== Given records ==
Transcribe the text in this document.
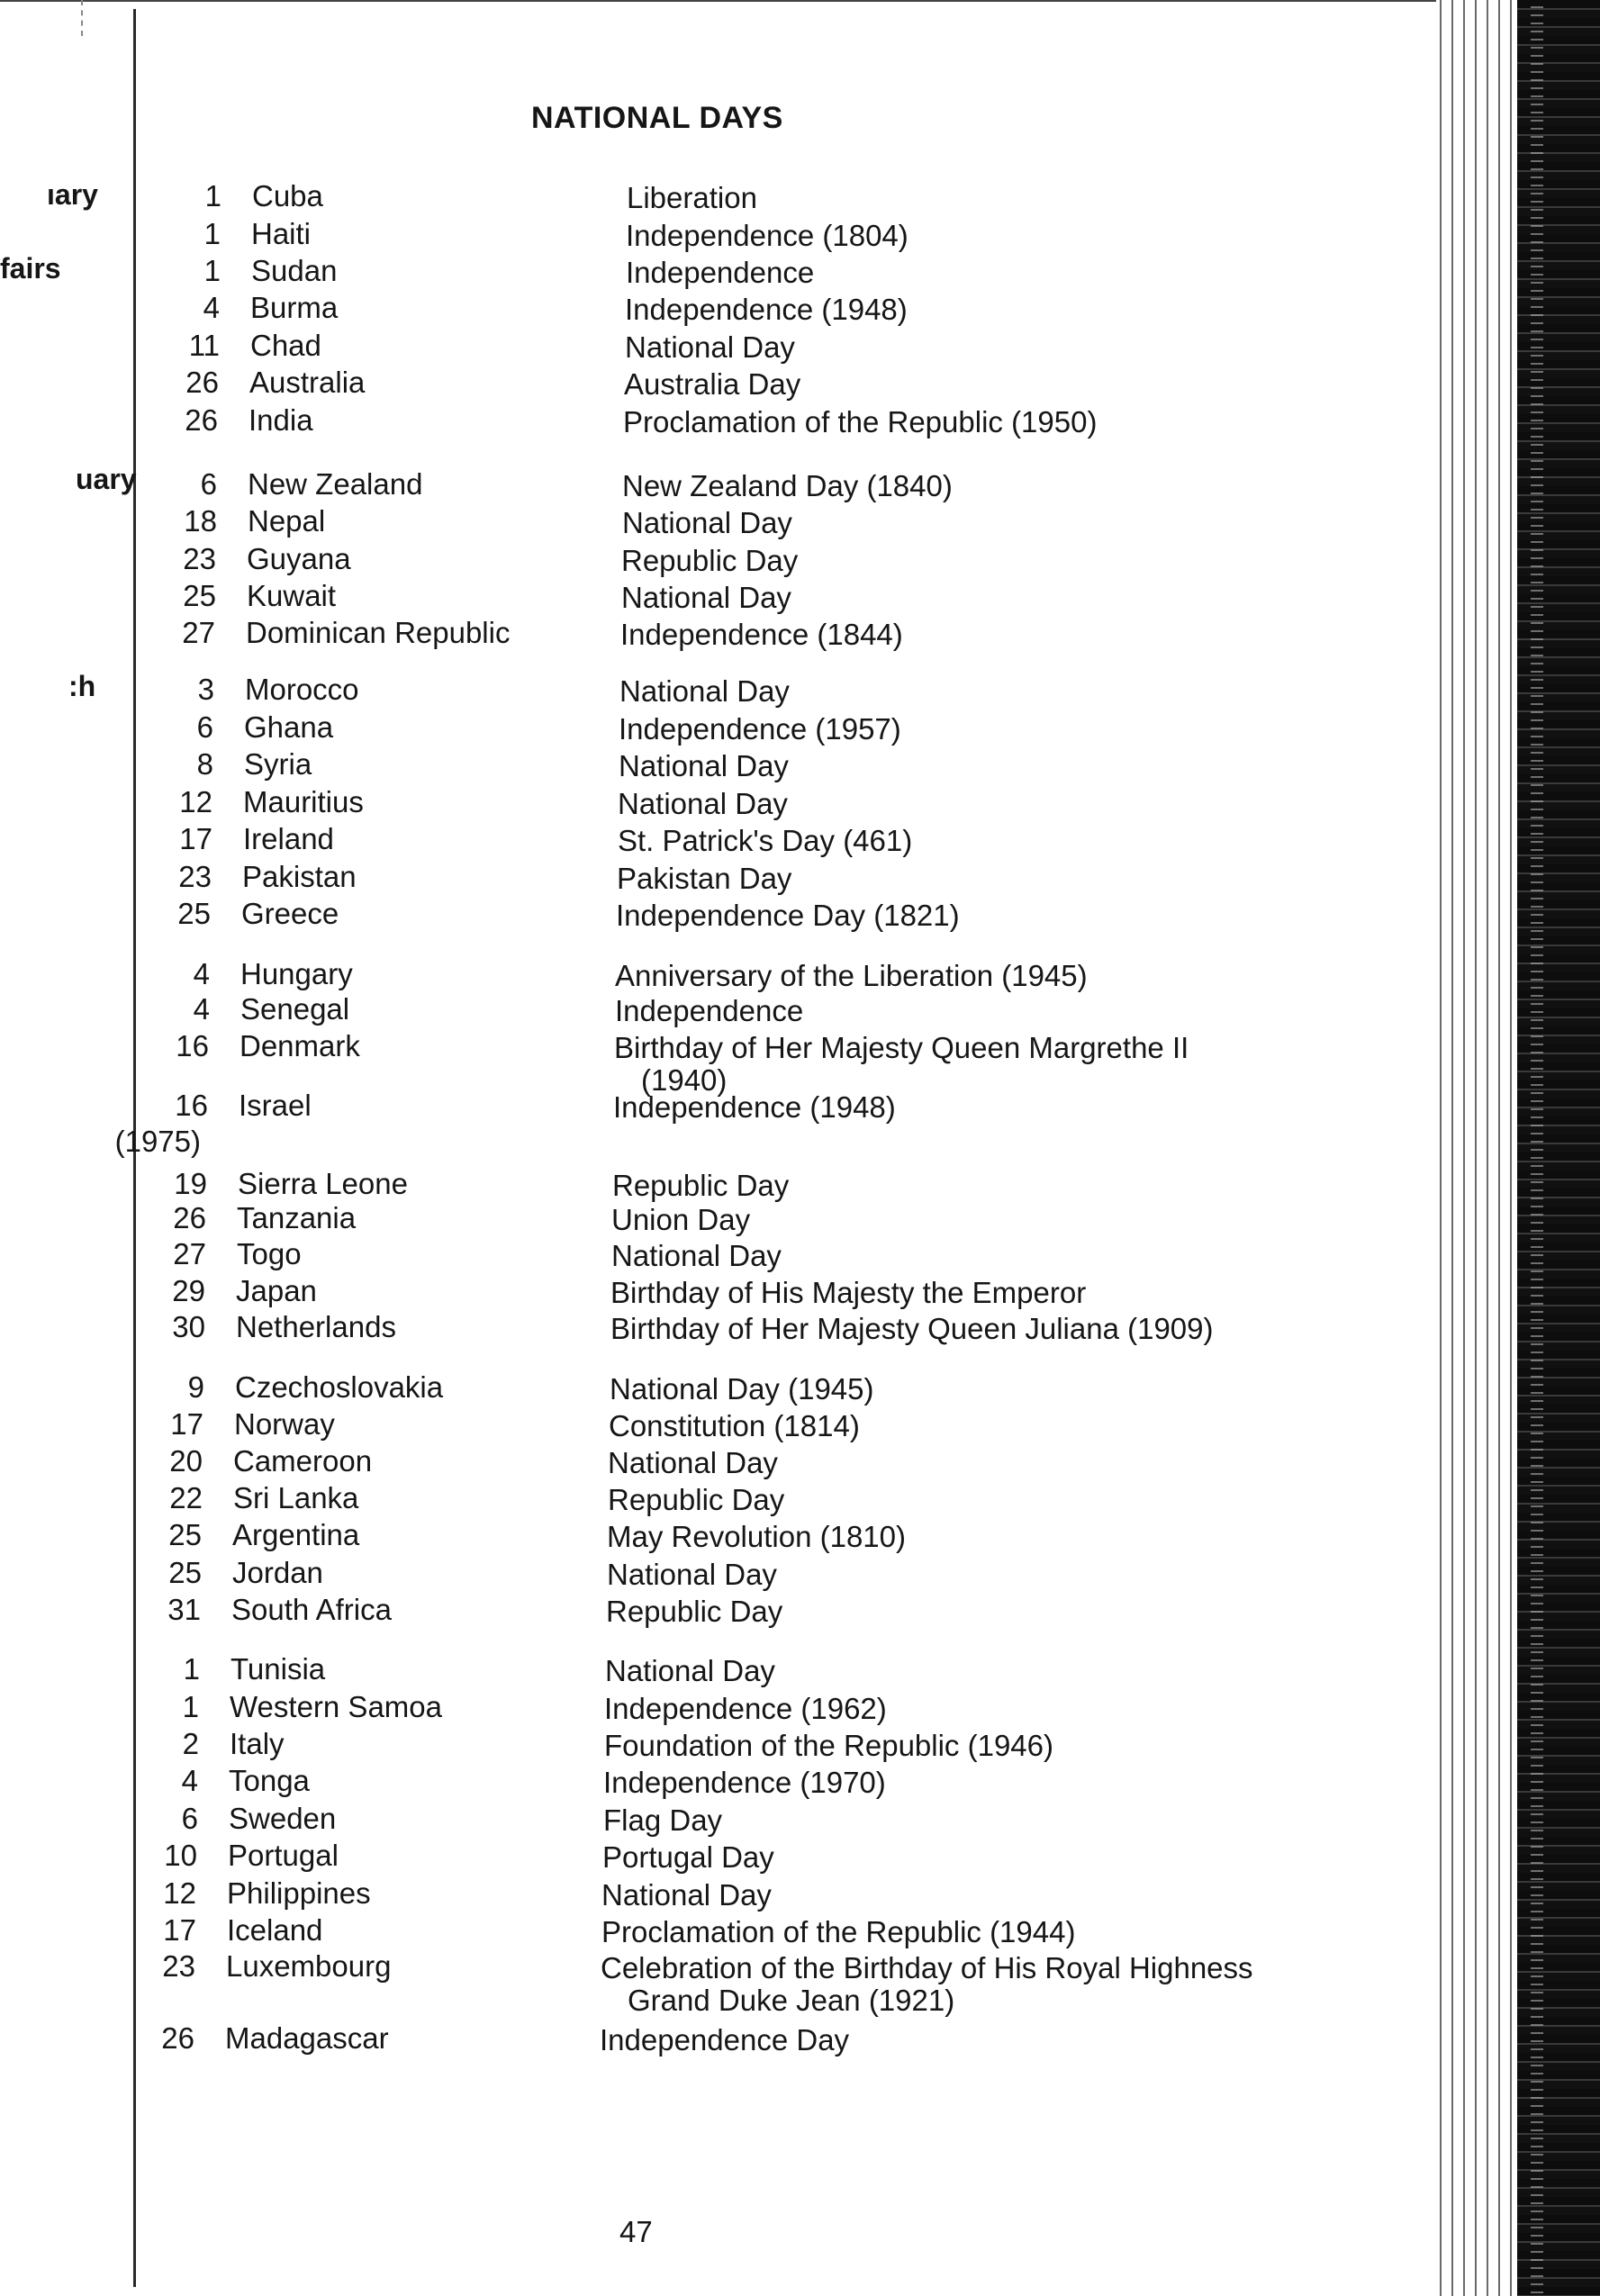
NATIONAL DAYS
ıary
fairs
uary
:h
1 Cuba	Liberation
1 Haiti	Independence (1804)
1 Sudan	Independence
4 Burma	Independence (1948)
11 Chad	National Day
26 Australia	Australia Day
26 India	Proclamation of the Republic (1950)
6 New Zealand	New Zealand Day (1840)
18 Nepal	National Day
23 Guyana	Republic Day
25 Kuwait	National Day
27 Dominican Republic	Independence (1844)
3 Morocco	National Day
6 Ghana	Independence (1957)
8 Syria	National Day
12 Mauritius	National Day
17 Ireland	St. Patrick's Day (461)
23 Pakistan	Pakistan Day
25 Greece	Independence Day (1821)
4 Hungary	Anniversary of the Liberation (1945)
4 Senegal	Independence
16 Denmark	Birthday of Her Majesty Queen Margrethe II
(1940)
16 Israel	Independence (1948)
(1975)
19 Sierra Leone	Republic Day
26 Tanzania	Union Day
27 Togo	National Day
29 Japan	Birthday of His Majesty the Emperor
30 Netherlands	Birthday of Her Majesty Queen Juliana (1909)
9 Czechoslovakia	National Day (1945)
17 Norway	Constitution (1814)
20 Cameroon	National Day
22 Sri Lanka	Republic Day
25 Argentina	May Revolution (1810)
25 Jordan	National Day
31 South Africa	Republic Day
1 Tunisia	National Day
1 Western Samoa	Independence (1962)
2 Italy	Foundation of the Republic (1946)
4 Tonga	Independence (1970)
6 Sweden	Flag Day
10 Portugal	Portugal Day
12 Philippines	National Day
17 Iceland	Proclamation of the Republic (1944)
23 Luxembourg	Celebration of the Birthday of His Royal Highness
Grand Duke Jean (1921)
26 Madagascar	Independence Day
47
===
== Given records ==
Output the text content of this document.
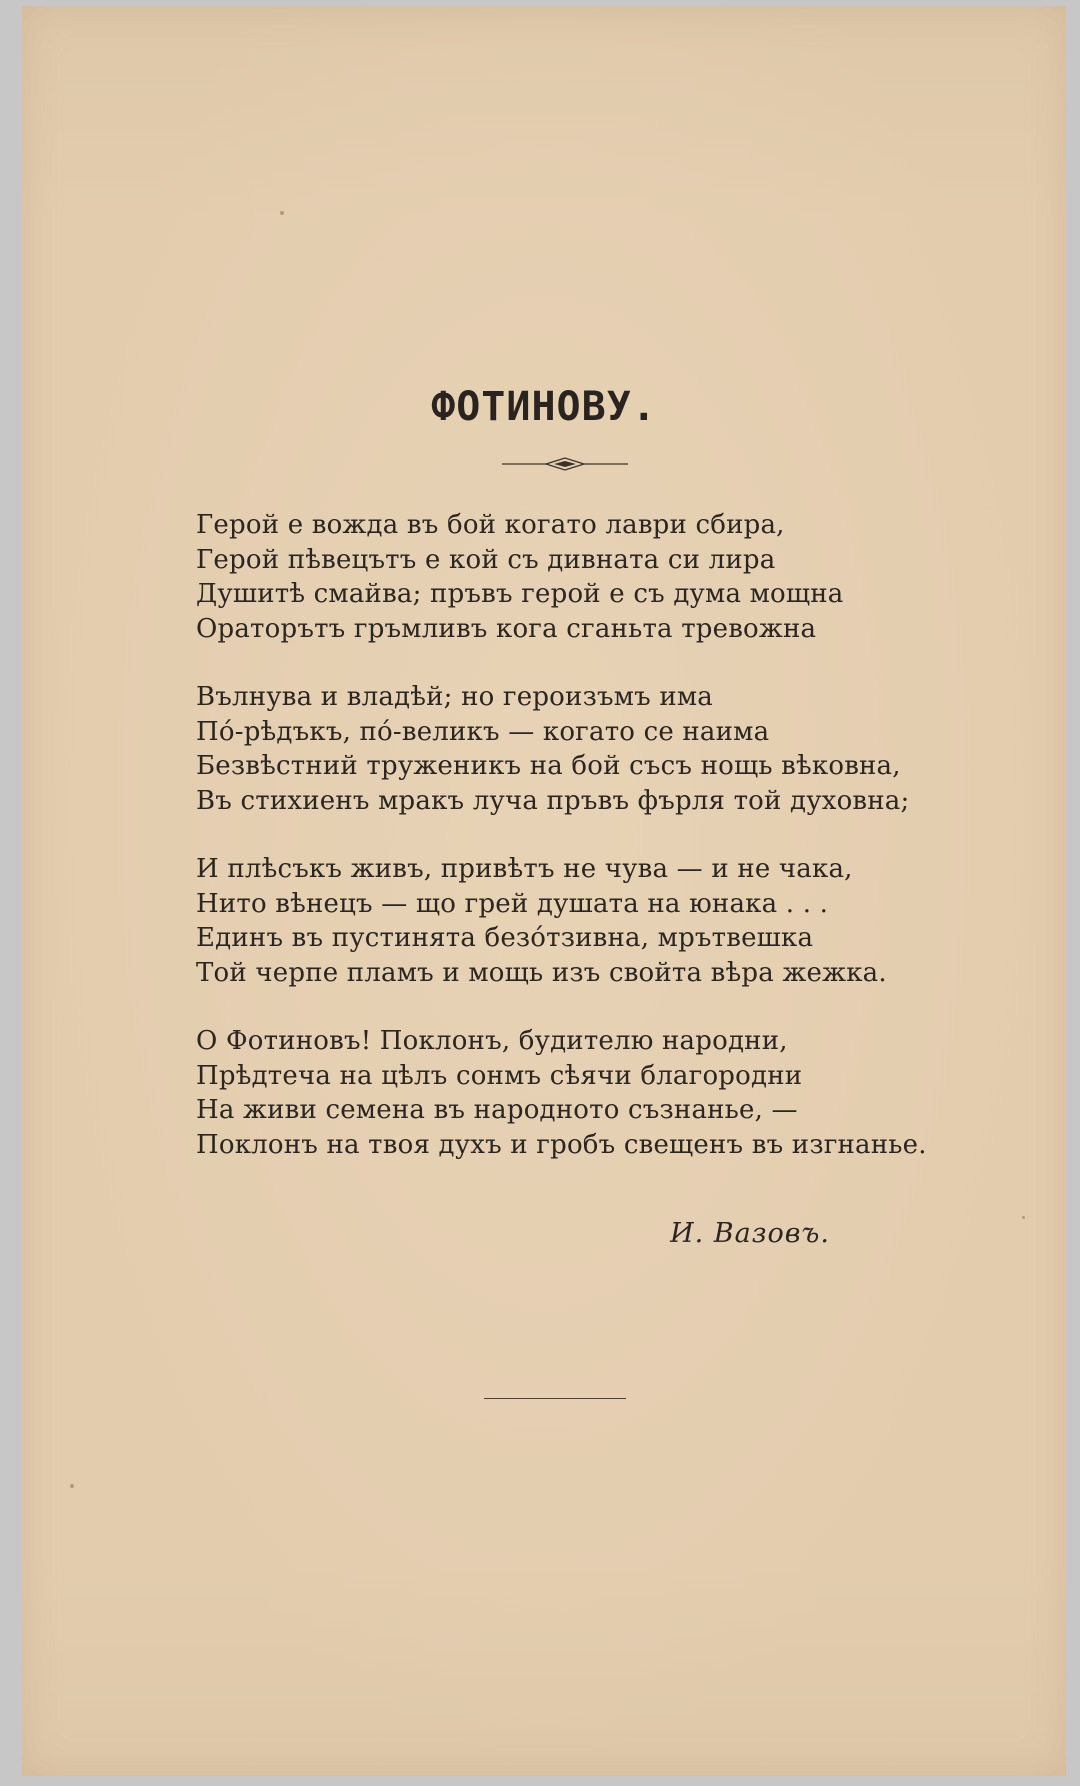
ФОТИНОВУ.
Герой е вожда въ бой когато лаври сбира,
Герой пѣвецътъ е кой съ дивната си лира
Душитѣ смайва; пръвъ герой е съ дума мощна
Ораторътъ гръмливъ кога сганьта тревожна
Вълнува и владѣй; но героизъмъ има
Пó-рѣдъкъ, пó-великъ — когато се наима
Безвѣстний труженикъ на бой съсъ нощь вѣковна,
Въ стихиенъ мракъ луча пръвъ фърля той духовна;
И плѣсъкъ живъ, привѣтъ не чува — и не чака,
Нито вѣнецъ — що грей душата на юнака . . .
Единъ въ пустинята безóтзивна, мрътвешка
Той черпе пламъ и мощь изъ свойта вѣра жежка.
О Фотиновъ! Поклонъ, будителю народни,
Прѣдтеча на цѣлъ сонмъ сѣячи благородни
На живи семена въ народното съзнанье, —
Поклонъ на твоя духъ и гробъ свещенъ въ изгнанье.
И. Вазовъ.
===
• What to work on
Leave out every line without the string "text" and copy the rest.

• Exercise answer
Transcribe the text in this document.
Output the text content of this document.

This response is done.